- _EXERCISE DETAILS_: Transcribe each line of the records below exactly, excluding any embedded images.

- _DATA SHOWN_:
<<<<
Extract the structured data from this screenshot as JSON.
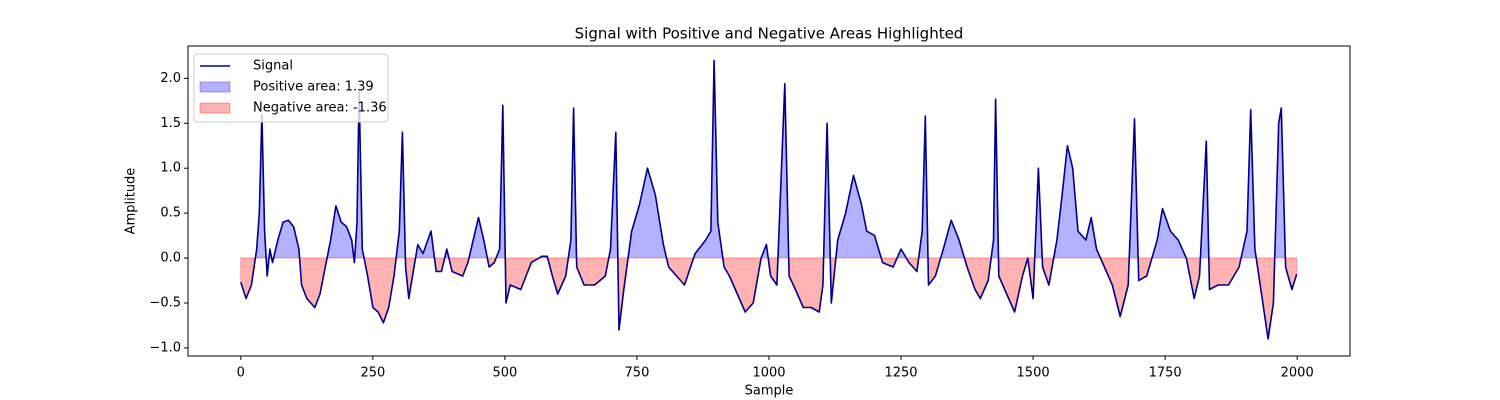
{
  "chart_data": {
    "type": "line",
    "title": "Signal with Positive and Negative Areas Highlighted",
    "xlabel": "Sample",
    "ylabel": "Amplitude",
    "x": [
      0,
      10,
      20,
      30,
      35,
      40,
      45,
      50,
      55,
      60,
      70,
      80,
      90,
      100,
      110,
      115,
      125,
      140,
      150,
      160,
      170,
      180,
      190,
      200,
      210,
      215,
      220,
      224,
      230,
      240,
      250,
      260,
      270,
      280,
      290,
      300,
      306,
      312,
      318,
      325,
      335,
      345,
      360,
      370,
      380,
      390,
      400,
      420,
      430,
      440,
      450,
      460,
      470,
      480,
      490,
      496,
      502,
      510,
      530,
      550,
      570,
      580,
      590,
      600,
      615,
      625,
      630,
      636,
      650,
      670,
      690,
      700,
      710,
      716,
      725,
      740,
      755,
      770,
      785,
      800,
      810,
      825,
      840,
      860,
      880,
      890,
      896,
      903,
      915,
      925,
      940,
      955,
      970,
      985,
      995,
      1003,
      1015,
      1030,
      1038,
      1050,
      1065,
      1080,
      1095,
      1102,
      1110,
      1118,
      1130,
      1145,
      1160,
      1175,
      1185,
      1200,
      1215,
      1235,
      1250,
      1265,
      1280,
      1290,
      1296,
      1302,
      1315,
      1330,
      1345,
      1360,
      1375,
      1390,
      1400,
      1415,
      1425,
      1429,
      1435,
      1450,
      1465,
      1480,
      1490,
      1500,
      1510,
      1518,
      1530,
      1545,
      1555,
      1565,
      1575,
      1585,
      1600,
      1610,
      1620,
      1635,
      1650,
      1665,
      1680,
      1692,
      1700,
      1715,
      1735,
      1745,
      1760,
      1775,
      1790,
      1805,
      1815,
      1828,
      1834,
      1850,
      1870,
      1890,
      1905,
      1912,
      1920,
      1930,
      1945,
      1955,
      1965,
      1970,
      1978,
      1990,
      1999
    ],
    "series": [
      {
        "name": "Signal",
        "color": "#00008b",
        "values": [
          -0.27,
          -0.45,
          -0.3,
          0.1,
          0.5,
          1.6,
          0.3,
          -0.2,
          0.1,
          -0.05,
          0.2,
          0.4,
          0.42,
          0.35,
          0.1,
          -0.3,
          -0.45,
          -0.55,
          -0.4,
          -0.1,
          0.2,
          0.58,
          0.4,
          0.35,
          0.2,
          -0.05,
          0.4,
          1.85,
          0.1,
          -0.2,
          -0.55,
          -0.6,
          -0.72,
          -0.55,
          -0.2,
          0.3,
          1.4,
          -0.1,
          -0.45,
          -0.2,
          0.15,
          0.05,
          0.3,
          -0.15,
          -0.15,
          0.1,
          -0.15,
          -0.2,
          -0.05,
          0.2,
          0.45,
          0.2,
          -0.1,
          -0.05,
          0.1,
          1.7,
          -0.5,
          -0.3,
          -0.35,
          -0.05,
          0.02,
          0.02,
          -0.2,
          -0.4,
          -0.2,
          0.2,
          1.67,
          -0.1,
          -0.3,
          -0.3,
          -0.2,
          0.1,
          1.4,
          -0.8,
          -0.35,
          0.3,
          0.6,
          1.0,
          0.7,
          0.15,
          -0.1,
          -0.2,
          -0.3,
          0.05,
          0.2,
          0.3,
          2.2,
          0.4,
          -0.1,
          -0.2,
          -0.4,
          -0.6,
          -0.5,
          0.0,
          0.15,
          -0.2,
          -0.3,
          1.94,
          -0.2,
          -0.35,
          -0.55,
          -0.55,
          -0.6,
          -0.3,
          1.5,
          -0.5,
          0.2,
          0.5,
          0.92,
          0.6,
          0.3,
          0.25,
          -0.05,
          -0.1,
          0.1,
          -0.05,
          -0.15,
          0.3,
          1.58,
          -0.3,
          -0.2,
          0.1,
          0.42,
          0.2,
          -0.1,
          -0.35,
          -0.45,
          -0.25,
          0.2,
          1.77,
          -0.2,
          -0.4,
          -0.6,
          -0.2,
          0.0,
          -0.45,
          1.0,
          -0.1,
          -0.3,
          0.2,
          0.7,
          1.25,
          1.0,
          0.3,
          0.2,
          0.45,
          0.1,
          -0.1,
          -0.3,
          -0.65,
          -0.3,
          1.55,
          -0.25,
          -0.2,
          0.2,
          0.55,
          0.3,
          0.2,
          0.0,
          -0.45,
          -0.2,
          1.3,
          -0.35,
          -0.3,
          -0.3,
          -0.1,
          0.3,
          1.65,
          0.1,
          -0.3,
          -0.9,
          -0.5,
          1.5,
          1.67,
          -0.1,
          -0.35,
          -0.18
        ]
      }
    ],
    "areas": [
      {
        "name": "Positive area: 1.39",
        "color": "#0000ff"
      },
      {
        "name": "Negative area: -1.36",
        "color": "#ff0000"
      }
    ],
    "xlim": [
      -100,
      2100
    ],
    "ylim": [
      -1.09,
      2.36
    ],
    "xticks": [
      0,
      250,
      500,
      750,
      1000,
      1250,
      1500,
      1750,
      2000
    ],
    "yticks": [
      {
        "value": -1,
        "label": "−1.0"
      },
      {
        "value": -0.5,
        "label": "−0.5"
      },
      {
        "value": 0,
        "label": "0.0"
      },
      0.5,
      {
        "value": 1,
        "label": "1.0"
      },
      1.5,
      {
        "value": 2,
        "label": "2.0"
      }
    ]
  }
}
>>>>
- _RESPONSE_:
Extract the structured data from this screenshot as JSON.
{
  "chart_data": {
    "type": "line",
    "title": "Signal with Positive and Negative Areas Highlighted",
    "xlabel": "Sample",
    "ylabel": "Amplitude",
    "x": [
      0,
      10,
      20,
      30,
      35,
      40,
      45,
      50,
      55,
      60,
      70,
      80,
      90,
      100,
      110,
      115,
      125,
      140,
      150,
      160,
      170,
      180,
      190,
      200,
      210,
      215,
      220,
      224,
      230,
      240,
      250,
      260,
      270,
      280,
      290,
      300,
      306,
      312,
      318,
      325,
      335,
      345,
      360,
      370,
      380,
      390,
      400,
      420,
      430,
      440,
      450,
      460,
      470,
      480,
      490,
      496,
      502,
      510,
      530,
      550,
      570,
      580,
      590,
      600,
      615,
      625,
      630,
      636,
      650,
      670,
      690,
      700,
      710,
      716,
      725,
      740,
      755,
      770,
      785,
      800,
      810,
      825,
      840,
      860,
      880,
      890,
      896,
      903,
      915,
      925,
      940,
      955,
      970,
      985,
      995,
      1003,
      1015,
      1030,
      1038,
      1050,
      1065,
      1080,
      1095,
      1102,
      1110,
      1118,
      1130,
      1145,
      1160,
      1175,
      1185,
      1200,
      1215,
      1235,
      1250,
      1265,
      1280,
      1290,
      1296,
      1302,
      1315,
      1330,
      1345,
      1360,
      1375,
      1390,
      1400,
      1415,
      1425,
      1429,
      1435,
      1450,
      1465,
      1480,
      1490,
      1500,
      1510,
      1518,
      1530,
      1545,
      1555,
      1565,
      1575,
      1585,
      1600,
      1610,
      1620,
      1635,
      1650,
      1665,
      1680,
      1692,
      1700,
      1715,
      1735,
      1745,
      1760,
      1775,
      1790,
      1805,
      1815,
      1828,
      1834,
      1850,
      1870,
      1890,
      1905,
      1912,
      1920,
      1930,
      1945,
      1955,
      1965,
      1970,
      1978,
      1990,
      1999
    ],
    "series": [
      {
        "name": "Signal",
        "color": "#00008b",
        "values": [
          -0.27,
          -0.45,
          -0.3,
          0.1,
          0.5,
          1.6,
          0.3,
          -0.2,
          0.1,
          -0.05,
          0.2,
          0.4,
          0.42,
          0.35,
          0.1,
          -0.3,
          -0.45,
          -0.55,
          -0.4,
          -0.1,
          0.2,
          0.58,
          0.4,
          0.35,
          0.2,
          -0.05,
          0.4,
          1.85,
          0.1,
          -0.2,
          -0.55,
          -0.6,
          -0.72,
          -0.55,
          -0.2,
          0.3,
          1.4,
          -0.1,
          -0.45,
          -0.2,
          0.15,
          0.05,
          0.3,
          -0.15,
          -0.15,
          0.1,
          -0.15,
          -0.2,
          -0.05,
          0.2,
          0.45,
          0.2,
          -0.1,
          -0.05,
          0.1,
          1.7,
          -0.5,
          -0.3,
          -0.35,
          -0.05,
          0.02,
          0.02,
          -0.2,
          -0.4,
          -0.2,
          0.2,
          1.67,
          -0.1,
          -0.3,
          -0.3,
          -0.2,
          0.1,
          1.4,
          -0.8,
          -0.35,
          0.3,
          0.6,
          1.0,
          0.7,
          0.15,
          -0.1,
          -0.2,
          -0.3,
          0.05,
          0.2,
          0.3,
          2.2,
          0.4,
          -0.1,
          -0.2,
          -0.4,
          -0.6,
          -0.5,
          0.0,
          0.15,
          -0.2,
          -0.3,
          1.94,
          -0.2,
          -0.35,
          -0.55,
          -0.55,
          -0.6,
          -0.3,
          1.5,
          -0.5,
          0.2,
          0.5,
          0.92,
          0.6,
          0.3,
          0.25,
          -0.05,
          -0.1,
          0.1,
          -0.05,
          -0.15,
          0.3,
          1.58,
          -0.3,
          -0.2,
          0.1,
          0.42,
          0.2,
          -0.1,
          -0.35,
          -0.45,
          -0.25,
          0.2,
          1.77,
          -0.2,
          -0.4,
          -0.6,
          -0.2,
          0.0,
          -0.45,
          1.0,
          -0.1,
          -0.3,
          0.2,
          0.7,
          1.25,
          1.0,
          0.3,
          0.2,
          0.45,
          0.1,
          -0.1,
          -0.3,
          -0.65,
          -0.3,
          1.55,
          -0.25,
          -0.2,
          0.2,
          0.55,
          0.3,
          0.2,
          0.0,
          -0.45,
          -0.2,
          1.3,
          -0.35,
          -0.3,
          -0.3,
          -0.1,
          0.3,
          1.65,
          0.1,
          -0.3,
          -0.9,
          -0.5,
          1.5,
          1.67,
          -0.1,
          -0.35,
          -0.18
        ]
      }
    ],
    "areas": [
      {
        "name": "Positive area: 1.39",
        "color": "#0000ff"
      },
      {
        "name": "Negative area: -1.36",
        "color": "#ff0000"
      }
    ],
    "xlim": [
      -100,
      2100
    ],
    "ylim": [
      -1.09,
      2.36
    ],
    "xticks": [
      0,
      250,
      500,
      750,
      1000,
      1250,
      1500,
      1750,
      2000
    ],
    "yticks": [
      {
        "value": -1,
        "label": "−1.0"
      },
      {
        "value": -0.5,
        "label": "−0.5"
      },
      {
        "value": 0,
        "label": "0.0"
      },
      0.5,
      {
        "value": 1,
        "label": "1.0"
      },
      1.5,
      {
        "value": 2,
        "label": "2.0"
      }
    ]
  }
}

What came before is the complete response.